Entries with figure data
++++++++
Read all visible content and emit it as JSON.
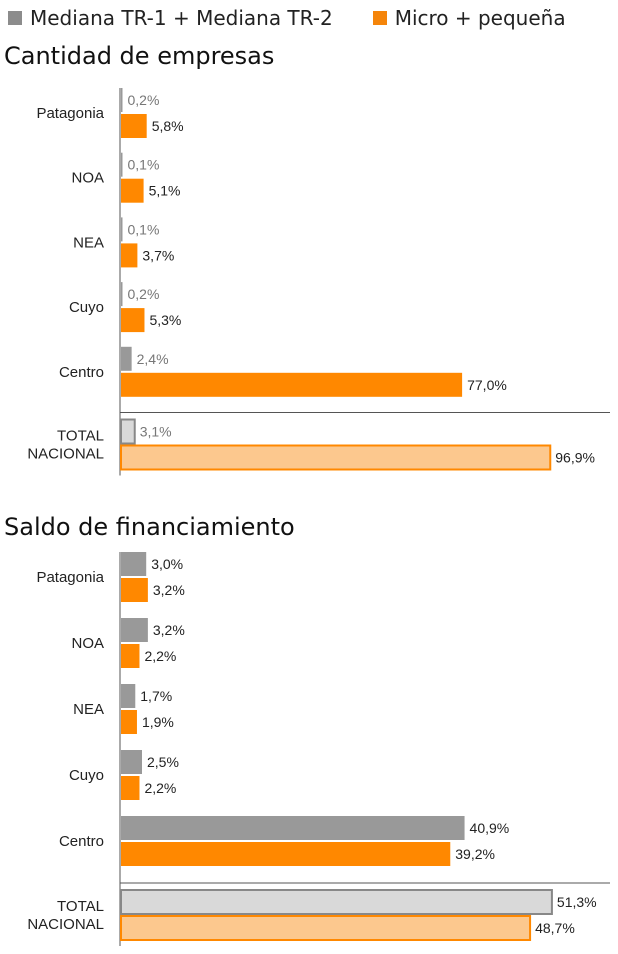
{
  "legend": [
    {
      "label": "Mediana TR-1 + Mediana TR-2",
      "color": "#8c8c8c"
    },
    {
      "label": "Micro + pequeña",
      "color": "#f5850a"
    }
  ],
  "colors": {
    "grey": "#999999",
    "orange": "#ff8800",
    "grey_light": "#d9d9d9",
    "orange_light": "#fcc88e",
    "axis": "#555555"
  },
  "chart_data": [
    {
      "type": "bar",
      "orientation": "horizontal",
      "title": "Cantidad de empresas",
      "categories": [
        "Patagonia",
        "NOA",
        "NEA",
        "Cuyo",
        "Centro",
        "TOTAL NACIONAL"
      ],
      "category_lines": [
        [
          "Patagonia"
        ],
        [
          "NOA"
        ],
        [
          "NEA"
        ],
        [
          "Cuyo"
        ],
        [
          "Centro"
        ],
        [
          "TOTAL",
          "NACIONAL"
        ]
      ],
      "series": [
        {
          "name": "Mediana TR-1 + Mediana TR-2",
          "values": [
            0.2,
            0.1,
            0.1,
            0.2,
            2.4,
            3.1
          ],
          "labels": [
            "0,2%",
            "0,1%",
            "0,1%",
            "0,2%",
            "2,4%",
            "3,1%"
          ]
        },
        {
          "name": "Micro + pequeña",
          "values": [
            5.8,
            5.1,
            3.7,
            5.3,
            77.0,
            96.9
          ],
          "labels": [
            "5,8%",
            "5,1%",
            "3,7%",
            "5,3%",
            "77,0%",
            "96,9%"
          ]
        }
      ],
      "xlim": [
        0,
        100
      ],
      "unit": "%"
    },
    {
      "type": "bar",
      "orientation": "horizontal",
      "title": "Saldo de financiamiento",
      "categories": [
        "Patagonia",
        "NOA",
        "NEA",
        "Cuyo",
        "Centro",
        "TOTAL NACIONAL"
      ],
      "category_lines": [
        [
          "Patagonia"
        ],
        [
          "NOA"
        ],
        [
          "NEA"
        ],
        [
          "Cuyo"
        ],
        [
          "Centro"
        ],
        [
          "TOTAL",
          "NACIONAL"
        ]
      ],
      "series": [
        {
          "name": "Mediana TR-1 + Mediana TR-2",
          "values": [
            3.0,
            3.2,
            1.7,
            2.5,
            40.9,
            51.3
          ],
          "labels": [
            "3,0%",
            "3,2%",
            "1,7%",
            "2,5%",
            "40,9%",
            "51,3%"
          ]
        },
        {
          "name": "Micro + pequeña",
          "values": [
            3.2,
            2.2,
            1.9,
            2.2,
            39.2,
            48.7
          ],
          "labels": [
            "3,2%",
            "2,2%",
            "1,9%",
            "2,2%",
            "39,2%",
            "48,7%"
          ]
        }
      ],
      "xlim": [
        0,
        55
      ],
      "unit": "%"
    }
  ]
}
++++++++
-- Objective --
Copy the listing word for word, excluding its pictures.

-- Worked solution --
Read all visible content and emit it as JSON.
{
  "legend": [
    {
      "label": "Mediana TR-1 + Mediana TR-2",
      "color": "#8c8c8c"
    },
    {
      "label": "Micro + pequeña",
      "color": "#f5850a"
    }
  ],
  "colors": {
    "grey": "#999999",
    "orange": "#ff8800",
    "grey_light": "#d9d9d9",
    "orange_light": "#fcc88e",
    "axis": "#555555"
  },
  "chart_data": [
    {
      "type": "bar",
      "orientation": "horizontal",
      "title": "Cantidad de empresas",
      "categories": [
        "Patagonia",
        "NOA",
        "NEA",
        "Cuyo",
        "Centro",
        "TOTAL NACIONAL"
      ],
      "category_lines": [
        [
          "Patagonia"
        ],
        [
          "NOA"
        ],
        [
          "NEA"
        ],
        [
          "Cuyo"
        ],
        [
          "Centro"
        ],
        [
          "TOTAL",
          "NACIONAL"
        ]
      ],
      "series": [
        {
          "name": "Mediana TR-1 + Mediana TR-2",
          "values": [
            0.2,
            0.1,
            0.1,
            0.2,
            2.4,
            3.1
          ],
          "labels": [
            "0,2%",
            "0,1%",
            "0,1%",
            "0,2%",
            "2,4%",
            "3,1%"
          ]
        },
        {
          "name": "Micro + pequeña",
          "values": [
            5.8,
            5.1,
            3.7,
            5.3,
            77.0,
            96.9
          ],
          "labels": [
            "5,8%",
            "5,1%",
            "3,7%",
            "5,3%",
            "77,0%",
            "96,9%"
          ]
        }
      ],
      "xlim": [
        0,
        100
      ],
      "unit": "%"
    },
    {
      "type": "bar",
      "orientation": "horizontal",
      "title": "Saldo de financiamiento",
      "categories": [
        "Patagonia",
        "NOA",
        "NEA",
        "Cuyo",
        "Centro",
        "TOTAL NACIONAL"
      ],
      "category_lines": [
        [
          "Patagonia"
        ],
        [
          "NOA"
        ],
        [
          "NEA"
        ],
        [
          "Cuyo"
        ],
        [
          "Centro"
        ],
        [
          "TOTAL",
          "NACIONAL"
        ]
      ],
      "series": [
        {
          "name": "Mediana TR-1 + Mediana TR-2",
          "values": [
            3.0,
            3.2,
            1.7,
            2.5,
            40.9,
            51.3
          ],
          "labels": [
            "3,0%",
            "3,2%",
            "1,7%",
            "2,5%",
            "40,9%",
            "51,3%"
          ]
        },
        {
          "name": "Micro + pequeña",
          "values": [
            3.2,
            2.2,
            1.9,
            2.2,
            39.2,
            48.7
          ],
          "labels": [
            "3,2%",
            "2,2%",
            "1,9%",
            "2,2%",
            "39,2%",
            "48,7%"
          ]
        }
      ],
      "xlim": [
        0,
        55
      ],
      "unit": "%"
    }
  ]
}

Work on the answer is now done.